**DOCUMENT**.
However, these thoughts yielded nothing concrete as far as we know. The invention of the working airplane really only began when attention turned to the study of the forces governing flight through the air.  

Italian physicist, astronomer, and engineer Galileo Galilei (1564 – 1652) conducted ground-breaking research into falling objects. He concluded the rate an object falls depends on the medium through which it is falling independent of its weight. And that it would fall forever in a vacuum.

Dutch physicist, mathematician, astronomer and inventor Christiaan Huygens (1629 – 1696) contributed greatly to contemporary understanding of mass, weight, momentum, force, and work. He began to explore the possibility of extra-terrestrial life in his final years, and dreamed of visiting faraway worlds he viewed through the telescope eyepiece he invented.

However, it took the genius of mathematician, physicist, astronomer, and theologian Isaac Newton (1642 – 1727) to confirm the effect of mechanics and gravitation on orbits of the planets.

He defined three universal laws of motion:

·         The relationship of any object

 ·        The forces acting upon it

 ·        The resulting motion occurring

Newton and others after him increased understanding of interplays between resistance, surface area and the density of fluid. Swiss mathematicians Daniel Bernoulli and Leonhard Euler, and British engineer John Smeaton took this a stage further, and laid the foundations for future aerodynamic feats.

Joining the Dots between Motion and Flight

George Cayley (1773 – 1857) was a British baronet who applied his engineering mind to aeronautics, and unmanned flight. He conceived the four principles of weight, lift, drag, and thrust, and designed the world’s first successful human glider.

Reconstruction of Cayley's glider at the Yorkshire Air Museum
Reconstruction of Cayley’s glider at the Yorkshire Air Museum

George Cayley’s remarkably innovative design included a kite-shaped wing, and an adjustable tail plane at the rear comprising horizontal stabilizers and a vertical fin. He added a movable weight to trim the centre of gravity before successfully launching a scale model.

He dedicated his mind to advancing human flight, and built a biplane in 1849 a ten-year-old boy flew. It’s said he also built a second biplane in which his coachman glided across the heath in front of his baronial hall. However, we can’t guarantee it looked like this one with ‘twin flappers’, although this model bearing his name is in the San Diego Air and Space Museum.

Sir George Cayley's Twin Helicopter
Sir George Cayley’s Twin Helicopter

Cayley used his grasp of weight, lift, drag, and thrust to conceive an arched, cambered wing with more lift than a flat one because of lower pressure at the top of the curve. His relatively long and narrow wings followed the organic design of birds.

**GOAL OF THE EXERCISE**.
Could you write out the part of the passage on the early science of flight between "However, these thoughts" and "in a vacuum.", inclusive? Nothing in the records matters here.

**SUPPLIED INFORMATION**.
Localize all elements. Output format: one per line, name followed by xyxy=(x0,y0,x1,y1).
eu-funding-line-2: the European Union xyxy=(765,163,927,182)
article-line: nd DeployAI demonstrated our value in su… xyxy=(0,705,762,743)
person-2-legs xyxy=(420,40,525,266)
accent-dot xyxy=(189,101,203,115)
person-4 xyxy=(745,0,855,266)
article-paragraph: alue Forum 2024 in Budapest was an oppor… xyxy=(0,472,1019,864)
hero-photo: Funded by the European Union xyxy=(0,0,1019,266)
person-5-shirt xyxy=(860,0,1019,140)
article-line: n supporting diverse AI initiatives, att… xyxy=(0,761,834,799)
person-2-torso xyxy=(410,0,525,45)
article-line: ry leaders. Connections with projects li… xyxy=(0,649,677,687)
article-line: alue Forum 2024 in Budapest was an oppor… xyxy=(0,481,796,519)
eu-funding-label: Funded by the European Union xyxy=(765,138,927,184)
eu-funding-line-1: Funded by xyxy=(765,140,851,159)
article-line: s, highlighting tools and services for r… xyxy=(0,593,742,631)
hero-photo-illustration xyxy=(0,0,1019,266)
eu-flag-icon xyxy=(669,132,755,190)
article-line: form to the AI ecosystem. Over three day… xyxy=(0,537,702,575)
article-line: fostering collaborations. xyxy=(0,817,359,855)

**SOLVED EXERCISE**.
However, these thoughts yielded nothing concrete as far as we know. The invention of the working airplane really only began when attention turned to the study of the forces governing flight through the air.  

Italian physicist, astronomer, and engineer Galileo Galilei (1564 – 1652) conducted ground-breaking research into falling objects. He concluded the rate an object falls depends on the medium through which it is falling independent of its weight. And that it would fall forever in a vacuum.